BEGIN MATERIAL PROVIDED

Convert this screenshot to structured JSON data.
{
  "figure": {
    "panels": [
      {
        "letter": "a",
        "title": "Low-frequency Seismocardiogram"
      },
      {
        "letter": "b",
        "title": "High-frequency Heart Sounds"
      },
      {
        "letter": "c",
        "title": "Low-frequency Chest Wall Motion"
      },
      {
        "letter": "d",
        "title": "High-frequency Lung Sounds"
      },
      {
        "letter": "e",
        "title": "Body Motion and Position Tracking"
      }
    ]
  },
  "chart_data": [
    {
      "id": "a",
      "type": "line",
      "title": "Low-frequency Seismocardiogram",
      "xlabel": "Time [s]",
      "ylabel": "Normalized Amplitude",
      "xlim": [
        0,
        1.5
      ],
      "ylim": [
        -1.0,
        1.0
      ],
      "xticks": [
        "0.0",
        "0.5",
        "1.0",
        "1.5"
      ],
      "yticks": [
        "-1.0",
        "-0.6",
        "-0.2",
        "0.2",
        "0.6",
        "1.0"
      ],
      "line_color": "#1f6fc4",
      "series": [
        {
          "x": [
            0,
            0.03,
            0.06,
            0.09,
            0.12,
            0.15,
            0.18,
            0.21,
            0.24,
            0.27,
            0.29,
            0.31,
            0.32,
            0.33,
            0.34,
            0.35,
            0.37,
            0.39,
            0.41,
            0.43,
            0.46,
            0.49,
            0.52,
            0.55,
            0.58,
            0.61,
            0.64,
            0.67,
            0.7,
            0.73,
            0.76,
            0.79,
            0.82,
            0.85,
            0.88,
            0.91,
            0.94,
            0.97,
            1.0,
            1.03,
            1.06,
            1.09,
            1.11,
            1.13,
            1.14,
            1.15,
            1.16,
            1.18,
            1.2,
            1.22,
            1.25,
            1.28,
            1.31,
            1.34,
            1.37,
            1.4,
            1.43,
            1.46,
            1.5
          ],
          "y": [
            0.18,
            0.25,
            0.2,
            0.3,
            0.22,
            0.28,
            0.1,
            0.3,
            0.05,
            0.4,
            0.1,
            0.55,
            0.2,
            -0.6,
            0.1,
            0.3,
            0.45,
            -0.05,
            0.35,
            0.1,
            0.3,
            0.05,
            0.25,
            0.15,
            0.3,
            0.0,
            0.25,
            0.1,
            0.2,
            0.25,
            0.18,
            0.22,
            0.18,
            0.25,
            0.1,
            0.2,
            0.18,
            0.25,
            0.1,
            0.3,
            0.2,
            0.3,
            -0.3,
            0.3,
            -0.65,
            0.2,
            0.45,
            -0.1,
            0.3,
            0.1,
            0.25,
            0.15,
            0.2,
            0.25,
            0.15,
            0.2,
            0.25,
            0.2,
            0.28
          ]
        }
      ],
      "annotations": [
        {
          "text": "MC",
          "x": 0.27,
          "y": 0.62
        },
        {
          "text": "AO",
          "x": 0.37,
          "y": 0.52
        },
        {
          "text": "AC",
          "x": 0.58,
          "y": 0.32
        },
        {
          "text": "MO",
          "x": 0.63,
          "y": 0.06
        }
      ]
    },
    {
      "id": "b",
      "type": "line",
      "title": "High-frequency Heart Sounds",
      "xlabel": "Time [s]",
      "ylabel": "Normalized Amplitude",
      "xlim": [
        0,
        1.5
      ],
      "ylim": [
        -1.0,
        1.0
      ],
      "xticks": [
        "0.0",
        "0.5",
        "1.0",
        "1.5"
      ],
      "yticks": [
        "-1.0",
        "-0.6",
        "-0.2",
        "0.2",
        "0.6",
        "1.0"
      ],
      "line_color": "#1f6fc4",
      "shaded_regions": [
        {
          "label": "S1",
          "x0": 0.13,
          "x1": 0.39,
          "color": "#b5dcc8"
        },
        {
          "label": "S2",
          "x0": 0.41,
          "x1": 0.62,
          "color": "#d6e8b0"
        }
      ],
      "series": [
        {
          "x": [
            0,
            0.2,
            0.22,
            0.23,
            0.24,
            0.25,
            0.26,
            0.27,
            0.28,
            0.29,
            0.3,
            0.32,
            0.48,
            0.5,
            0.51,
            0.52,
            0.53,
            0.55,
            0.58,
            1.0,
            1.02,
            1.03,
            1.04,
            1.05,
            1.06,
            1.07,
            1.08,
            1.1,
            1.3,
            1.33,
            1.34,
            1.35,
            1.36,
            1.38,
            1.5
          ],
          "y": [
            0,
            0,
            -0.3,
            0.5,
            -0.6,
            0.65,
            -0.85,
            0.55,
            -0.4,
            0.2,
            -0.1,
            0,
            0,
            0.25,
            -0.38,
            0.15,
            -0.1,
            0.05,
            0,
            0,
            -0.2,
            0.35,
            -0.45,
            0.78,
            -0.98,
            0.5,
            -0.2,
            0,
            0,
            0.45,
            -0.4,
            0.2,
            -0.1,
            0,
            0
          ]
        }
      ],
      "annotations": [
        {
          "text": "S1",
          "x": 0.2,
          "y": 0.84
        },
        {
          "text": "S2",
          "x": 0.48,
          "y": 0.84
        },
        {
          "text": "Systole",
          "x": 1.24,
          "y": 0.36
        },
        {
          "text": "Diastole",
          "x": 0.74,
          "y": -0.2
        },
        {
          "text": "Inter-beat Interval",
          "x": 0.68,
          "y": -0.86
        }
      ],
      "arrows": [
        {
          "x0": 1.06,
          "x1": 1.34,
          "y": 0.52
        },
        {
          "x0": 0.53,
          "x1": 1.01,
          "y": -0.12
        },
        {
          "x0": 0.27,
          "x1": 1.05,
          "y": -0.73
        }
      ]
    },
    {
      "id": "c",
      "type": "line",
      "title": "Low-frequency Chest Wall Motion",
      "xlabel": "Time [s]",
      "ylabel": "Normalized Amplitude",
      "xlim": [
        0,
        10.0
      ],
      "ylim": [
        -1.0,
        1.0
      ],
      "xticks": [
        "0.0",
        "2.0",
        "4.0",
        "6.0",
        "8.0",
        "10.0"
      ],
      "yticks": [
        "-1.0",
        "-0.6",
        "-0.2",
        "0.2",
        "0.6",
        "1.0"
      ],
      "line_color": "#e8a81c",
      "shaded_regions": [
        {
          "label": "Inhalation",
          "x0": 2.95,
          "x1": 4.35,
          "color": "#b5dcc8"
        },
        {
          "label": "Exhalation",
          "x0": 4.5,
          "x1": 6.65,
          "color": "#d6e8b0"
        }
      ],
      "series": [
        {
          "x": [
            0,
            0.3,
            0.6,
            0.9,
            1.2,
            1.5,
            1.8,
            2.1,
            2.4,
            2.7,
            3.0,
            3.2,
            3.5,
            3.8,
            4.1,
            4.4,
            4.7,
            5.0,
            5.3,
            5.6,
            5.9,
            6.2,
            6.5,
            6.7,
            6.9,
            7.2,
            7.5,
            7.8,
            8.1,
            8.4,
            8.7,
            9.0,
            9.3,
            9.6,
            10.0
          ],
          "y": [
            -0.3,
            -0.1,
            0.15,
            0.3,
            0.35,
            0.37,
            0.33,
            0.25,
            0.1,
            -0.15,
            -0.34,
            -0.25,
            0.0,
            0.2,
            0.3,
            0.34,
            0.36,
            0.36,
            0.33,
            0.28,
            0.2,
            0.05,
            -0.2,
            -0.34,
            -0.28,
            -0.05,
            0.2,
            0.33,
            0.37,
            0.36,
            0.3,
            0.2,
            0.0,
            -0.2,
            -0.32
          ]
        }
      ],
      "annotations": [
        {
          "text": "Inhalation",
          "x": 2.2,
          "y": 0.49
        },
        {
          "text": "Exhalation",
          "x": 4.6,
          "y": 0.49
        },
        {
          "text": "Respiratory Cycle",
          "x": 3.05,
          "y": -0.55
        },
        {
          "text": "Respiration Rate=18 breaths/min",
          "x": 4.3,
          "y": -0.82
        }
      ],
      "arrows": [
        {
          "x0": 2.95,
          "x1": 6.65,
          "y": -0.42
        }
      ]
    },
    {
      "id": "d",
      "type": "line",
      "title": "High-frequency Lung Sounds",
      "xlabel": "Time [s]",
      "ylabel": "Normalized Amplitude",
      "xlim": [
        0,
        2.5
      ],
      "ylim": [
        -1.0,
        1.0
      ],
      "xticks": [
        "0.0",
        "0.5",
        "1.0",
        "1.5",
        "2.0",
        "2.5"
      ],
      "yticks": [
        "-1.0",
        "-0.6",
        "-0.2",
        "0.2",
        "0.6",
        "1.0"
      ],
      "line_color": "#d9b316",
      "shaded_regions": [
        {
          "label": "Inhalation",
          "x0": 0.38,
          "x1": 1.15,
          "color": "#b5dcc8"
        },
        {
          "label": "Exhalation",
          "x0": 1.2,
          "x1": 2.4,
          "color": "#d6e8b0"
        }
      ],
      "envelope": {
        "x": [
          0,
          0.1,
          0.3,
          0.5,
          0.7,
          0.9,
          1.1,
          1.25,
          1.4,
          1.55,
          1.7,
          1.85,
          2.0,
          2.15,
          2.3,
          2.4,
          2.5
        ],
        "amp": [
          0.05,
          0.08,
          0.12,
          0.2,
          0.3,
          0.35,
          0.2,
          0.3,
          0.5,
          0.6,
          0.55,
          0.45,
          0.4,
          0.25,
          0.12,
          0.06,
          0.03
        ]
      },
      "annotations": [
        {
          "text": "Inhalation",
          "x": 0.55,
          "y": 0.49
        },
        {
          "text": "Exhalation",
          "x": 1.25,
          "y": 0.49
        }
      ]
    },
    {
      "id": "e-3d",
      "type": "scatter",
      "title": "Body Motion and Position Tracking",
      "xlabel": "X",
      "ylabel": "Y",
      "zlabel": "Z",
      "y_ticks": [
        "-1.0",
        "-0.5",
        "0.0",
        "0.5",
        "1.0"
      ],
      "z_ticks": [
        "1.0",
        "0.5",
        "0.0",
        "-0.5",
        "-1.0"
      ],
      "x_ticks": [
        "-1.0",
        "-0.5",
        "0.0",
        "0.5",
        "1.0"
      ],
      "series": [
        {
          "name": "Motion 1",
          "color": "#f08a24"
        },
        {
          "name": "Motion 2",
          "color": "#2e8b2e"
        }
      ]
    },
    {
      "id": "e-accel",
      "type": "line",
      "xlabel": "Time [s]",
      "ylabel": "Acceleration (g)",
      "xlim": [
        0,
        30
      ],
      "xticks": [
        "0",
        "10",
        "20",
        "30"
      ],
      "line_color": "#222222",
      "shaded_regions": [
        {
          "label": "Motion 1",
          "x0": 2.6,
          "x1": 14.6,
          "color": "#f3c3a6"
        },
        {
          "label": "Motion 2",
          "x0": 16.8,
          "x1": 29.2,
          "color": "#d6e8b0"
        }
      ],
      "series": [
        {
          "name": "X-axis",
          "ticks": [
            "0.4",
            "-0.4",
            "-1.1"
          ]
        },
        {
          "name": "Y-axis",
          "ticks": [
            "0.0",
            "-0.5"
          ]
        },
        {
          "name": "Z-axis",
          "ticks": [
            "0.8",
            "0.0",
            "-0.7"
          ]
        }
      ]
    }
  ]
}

END MATERIAL PROVIDED

> [PROMPT]
Extract from the material all lines containing the string "Chest".

> [ANSWER TO THIS EXERCISE]
        "title": "Low-frequency Chest Wall Motion"
      "title": "Low-frequency Chest Wall Motion",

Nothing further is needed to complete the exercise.